[Extracts from a graphics dataset]
** START **

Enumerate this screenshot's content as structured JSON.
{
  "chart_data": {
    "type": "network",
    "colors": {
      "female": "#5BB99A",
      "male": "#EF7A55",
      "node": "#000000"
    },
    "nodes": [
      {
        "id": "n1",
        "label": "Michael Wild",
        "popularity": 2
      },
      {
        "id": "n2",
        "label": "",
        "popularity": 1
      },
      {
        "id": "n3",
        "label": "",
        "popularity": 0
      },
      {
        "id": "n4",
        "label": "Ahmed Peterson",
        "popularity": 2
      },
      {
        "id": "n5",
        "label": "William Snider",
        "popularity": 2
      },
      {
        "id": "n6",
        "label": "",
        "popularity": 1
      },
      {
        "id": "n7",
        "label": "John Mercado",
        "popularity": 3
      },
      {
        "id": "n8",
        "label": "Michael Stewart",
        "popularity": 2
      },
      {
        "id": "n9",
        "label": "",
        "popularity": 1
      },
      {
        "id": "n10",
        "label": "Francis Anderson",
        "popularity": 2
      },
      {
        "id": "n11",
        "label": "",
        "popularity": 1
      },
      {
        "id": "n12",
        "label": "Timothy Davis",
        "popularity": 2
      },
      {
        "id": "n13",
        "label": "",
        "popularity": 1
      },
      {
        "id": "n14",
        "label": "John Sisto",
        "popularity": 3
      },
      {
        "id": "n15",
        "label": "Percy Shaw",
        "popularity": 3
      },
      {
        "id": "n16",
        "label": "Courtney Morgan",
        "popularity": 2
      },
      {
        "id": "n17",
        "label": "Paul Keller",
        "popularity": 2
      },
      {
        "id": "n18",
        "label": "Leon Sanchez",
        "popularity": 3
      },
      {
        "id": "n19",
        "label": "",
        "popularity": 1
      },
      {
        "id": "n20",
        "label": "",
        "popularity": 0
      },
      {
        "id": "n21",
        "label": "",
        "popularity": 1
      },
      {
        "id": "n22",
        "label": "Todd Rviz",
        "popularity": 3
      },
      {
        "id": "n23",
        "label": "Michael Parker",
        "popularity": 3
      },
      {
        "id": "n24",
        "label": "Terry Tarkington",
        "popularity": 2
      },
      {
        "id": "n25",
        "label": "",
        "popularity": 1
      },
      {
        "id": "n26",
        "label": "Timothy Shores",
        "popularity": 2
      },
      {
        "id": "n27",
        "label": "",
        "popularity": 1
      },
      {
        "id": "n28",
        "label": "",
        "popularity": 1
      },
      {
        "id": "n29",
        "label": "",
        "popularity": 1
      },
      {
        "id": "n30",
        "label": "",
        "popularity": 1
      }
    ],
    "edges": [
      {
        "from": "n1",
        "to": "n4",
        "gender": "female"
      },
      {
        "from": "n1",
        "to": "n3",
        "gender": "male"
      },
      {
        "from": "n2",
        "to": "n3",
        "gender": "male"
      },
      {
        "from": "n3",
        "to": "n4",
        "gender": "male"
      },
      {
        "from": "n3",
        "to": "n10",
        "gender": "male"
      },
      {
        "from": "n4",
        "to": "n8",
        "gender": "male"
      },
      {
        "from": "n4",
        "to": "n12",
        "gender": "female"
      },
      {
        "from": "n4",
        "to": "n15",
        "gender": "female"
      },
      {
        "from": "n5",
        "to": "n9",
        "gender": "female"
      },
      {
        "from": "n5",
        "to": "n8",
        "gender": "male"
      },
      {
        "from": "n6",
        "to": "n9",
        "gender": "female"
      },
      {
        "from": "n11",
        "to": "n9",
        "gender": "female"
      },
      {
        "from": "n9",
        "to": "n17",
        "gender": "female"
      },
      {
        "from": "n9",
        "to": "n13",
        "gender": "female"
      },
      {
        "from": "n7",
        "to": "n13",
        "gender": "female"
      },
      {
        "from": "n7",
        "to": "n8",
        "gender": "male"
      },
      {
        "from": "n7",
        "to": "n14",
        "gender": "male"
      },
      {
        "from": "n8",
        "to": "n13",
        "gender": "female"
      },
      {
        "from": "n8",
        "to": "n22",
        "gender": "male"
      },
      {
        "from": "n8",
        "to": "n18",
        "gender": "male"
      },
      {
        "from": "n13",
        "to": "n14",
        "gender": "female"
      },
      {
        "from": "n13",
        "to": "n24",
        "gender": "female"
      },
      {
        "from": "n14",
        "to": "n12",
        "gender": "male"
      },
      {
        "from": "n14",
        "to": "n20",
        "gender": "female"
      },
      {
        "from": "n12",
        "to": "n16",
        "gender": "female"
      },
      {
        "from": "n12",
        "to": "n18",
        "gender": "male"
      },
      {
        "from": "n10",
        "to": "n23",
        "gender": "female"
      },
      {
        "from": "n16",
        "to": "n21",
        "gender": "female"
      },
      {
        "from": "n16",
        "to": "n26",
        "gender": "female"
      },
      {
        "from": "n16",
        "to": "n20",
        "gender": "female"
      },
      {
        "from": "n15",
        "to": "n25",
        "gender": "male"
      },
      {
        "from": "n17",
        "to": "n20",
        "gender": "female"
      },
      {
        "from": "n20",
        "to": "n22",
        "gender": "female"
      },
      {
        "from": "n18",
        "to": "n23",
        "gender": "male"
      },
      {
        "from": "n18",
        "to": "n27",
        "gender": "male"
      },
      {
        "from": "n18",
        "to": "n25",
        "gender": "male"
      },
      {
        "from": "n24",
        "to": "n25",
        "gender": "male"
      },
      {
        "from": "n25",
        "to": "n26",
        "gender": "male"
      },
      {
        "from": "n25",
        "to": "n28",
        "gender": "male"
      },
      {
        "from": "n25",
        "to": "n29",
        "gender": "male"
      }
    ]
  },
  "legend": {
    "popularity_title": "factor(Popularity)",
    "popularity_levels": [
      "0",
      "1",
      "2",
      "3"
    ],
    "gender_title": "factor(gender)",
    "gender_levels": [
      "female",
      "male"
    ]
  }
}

** END **

● EXERCISE DETAILS
Search the data above for the string "Timothy" and copy each line that has it.

● EXERCISE ANSWER
        "label": "Timothy Davis",
        "label": "Timothy Shores",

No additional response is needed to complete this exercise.